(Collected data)
(begin)

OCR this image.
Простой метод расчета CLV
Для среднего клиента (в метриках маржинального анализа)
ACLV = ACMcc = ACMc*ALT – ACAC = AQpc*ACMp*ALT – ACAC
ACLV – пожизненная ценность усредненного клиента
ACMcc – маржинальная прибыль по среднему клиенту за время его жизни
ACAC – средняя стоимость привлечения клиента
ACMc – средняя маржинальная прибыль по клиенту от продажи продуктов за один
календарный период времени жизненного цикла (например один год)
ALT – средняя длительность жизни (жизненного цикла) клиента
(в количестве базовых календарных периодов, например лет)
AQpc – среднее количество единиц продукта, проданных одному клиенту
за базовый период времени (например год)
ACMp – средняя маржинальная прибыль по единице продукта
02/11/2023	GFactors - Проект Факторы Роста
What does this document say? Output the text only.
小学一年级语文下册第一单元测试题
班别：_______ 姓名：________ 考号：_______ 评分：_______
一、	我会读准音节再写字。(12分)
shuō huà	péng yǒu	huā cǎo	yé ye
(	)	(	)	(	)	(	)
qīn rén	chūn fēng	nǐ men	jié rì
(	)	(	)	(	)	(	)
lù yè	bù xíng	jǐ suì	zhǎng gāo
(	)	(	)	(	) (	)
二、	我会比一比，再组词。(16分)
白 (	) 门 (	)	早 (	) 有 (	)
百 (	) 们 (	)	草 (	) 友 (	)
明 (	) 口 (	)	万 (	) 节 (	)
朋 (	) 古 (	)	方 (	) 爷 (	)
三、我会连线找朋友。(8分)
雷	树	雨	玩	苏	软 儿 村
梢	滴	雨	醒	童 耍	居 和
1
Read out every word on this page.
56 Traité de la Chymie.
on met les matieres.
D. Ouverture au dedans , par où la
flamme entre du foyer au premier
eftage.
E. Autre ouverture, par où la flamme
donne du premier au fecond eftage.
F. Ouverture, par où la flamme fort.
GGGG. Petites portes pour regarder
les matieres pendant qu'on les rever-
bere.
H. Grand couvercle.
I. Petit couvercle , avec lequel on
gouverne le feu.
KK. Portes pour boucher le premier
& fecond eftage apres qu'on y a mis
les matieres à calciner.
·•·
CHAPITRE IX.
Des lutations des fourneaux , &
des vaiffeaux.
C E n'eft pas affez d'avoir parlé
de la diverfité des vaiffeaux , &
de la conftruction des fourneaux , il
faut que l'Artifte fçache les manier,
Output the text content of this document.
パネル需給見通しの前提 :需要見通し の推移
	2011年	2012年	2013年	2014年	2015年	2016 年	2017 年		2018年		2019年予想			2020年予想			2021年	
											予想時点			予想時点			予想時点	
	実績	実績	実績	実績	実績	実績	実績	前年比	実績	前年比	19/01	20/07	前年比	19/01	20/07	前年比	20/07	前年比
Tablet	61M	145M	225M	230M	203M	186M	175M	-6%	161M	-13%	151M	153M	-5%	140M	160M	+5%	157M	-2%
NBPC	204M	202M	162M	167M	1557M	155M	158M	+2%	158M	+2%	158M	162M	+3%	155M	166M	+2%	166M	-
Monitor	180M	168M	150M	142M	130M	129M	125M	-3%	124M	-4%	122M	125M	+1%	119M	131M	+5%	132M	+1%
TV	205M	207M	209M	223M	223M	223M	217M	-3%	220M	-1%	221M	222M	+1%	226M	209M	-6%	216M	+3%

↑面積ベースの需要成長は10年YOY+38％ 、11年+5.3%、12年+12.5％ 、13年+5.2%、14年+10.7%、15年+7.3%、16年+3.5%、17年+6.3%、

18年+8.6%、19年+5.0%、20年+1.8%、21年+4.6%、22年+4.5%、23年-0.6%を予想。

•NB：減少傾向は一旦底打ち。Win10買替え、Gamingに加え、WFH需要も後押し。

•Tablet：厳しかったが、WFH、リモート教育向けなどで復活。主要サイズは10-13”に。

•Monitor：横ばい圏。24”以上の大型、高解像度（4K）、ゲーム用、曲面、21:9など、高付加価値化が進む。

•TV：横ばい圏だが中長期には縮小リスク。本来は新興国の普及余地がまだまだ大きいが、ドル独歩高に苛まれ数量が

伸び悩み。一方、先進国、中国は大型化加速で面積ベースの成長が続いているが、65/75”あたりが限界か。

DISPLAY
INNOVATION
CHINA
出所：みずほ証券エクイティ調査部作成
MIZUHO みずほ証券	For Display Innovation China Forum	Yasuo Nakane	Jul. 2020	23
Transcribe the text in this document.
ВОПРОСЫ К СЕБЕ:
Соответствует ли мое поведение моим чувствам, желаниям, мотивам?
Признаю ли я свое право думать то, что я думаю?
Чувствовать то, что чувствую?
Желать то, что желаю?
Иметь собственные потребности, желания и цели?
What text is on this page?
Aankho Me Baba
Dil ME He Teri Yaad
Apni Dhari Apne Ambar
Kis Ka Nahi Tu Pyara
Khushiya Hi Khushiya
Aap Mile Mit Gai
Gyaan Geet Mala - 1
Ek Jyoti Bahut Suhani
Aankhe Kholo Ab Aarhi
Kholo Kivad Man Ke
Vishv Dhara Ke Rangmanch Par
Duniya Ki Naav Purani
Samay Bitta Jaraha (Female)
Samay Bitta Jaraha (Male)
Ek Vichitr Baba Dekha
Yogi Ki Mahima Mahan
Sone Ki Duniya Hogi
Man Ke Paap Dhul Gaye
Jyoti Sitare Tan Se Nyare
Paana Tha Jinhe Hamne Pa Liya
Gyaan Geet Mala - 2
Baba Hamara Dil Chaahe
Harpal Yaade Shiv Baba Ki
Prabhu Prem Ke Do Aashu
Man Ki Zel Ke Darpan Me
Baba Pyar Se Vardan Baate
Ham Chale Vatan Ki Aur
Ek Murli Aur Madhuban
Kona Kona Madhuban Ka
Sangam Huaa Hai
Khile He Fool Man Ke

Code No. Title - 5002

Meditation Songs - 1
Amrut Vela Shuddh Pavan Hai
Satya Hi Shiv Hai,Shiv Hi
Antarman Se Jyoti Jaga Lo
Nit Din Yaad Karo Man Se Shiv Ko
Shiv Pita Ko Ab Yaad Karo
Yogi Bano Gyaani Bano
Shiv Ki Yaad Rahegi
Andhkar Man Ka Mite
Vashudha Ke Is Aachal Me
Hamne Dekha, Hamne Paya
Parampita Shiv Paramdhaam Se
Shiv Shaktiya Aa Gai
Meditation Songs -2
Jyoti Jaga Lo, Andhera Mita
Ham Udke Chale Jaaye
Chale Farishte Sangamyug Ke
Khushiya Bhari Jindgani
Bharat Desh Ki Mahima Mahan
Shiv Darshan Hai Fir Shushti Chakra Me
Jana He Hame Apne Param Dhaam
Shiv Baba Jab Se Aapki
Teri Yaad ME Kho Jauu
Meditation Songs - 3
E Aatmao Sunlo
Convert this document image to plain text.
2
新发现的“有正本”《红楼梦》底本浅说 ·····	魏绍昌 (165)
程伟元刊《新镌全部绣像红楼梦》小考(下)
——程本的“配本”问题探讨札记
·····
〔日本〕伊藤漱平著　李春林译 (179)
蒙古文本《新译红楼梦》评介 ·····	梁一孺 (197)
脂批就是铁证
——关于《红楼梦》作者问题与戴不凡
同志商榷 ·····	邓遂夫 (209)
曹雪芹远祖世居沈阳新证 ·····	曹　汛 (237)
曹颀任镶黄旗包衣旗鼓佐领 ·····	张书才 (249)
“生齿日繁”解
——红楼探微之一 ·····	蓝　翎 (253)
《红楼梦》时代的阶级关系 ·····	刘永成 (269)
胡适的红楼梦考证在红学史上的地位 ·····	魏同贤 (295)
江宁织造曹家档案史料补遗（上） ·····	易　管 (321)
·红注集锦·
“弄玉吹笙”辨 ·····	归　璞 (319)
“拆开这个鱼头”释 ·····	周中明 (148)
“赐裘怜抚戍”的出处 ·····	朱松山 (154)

(end)

**Instruction:** Copy exactly the lines of the listing above, beginning at the line with "Convert this document image to plain text." and ending at its final line; write out nothing else.

**Final answer:**
Convert this document image to plain text.
2
新发现的“有正本”《红楼梦》底本浅说 ·····	魏绍昌 (165)
程伟元刊《新镌全部绣像红楼梦》小考(下)
——程本的“配本”问题探讨札记
·····
〔日本〕伊藤漱平著　李春林译 (179)
蒙古文本《新译红楼梦》评介 ·····	梁一孺 (197)
脂批就是铁证
——关于《红楼梦》作者问题与戴不凡
同志商榷 ·····	邓遂夫 (209)
曹雪芹远祖世居沈阳新证 ·····	曹　汛 (237)
曹颀任镶黄旗包衣旗鼓佐领 ·····	张书才 (249)
“生齿日繁”解
——红楼探微之一 ·····	蓝　翎 (253)
《红楼梦》时代的阶级关系 ·····	刘永成 (269)
胡适的红楼梦考证在红学史上的地位 ·····	魏同贤 (295)
江宁织造曹家档案史料补遗（上） ·····	易　管 (321)
·红注集锦·
“弄玉吹笙”辨 ·····	归　璞 (319)
“拆开这个鱼头”释 ·····	周中明 (148)
“赐裘怜抚戍”的出处 ·····	朱松山 (154)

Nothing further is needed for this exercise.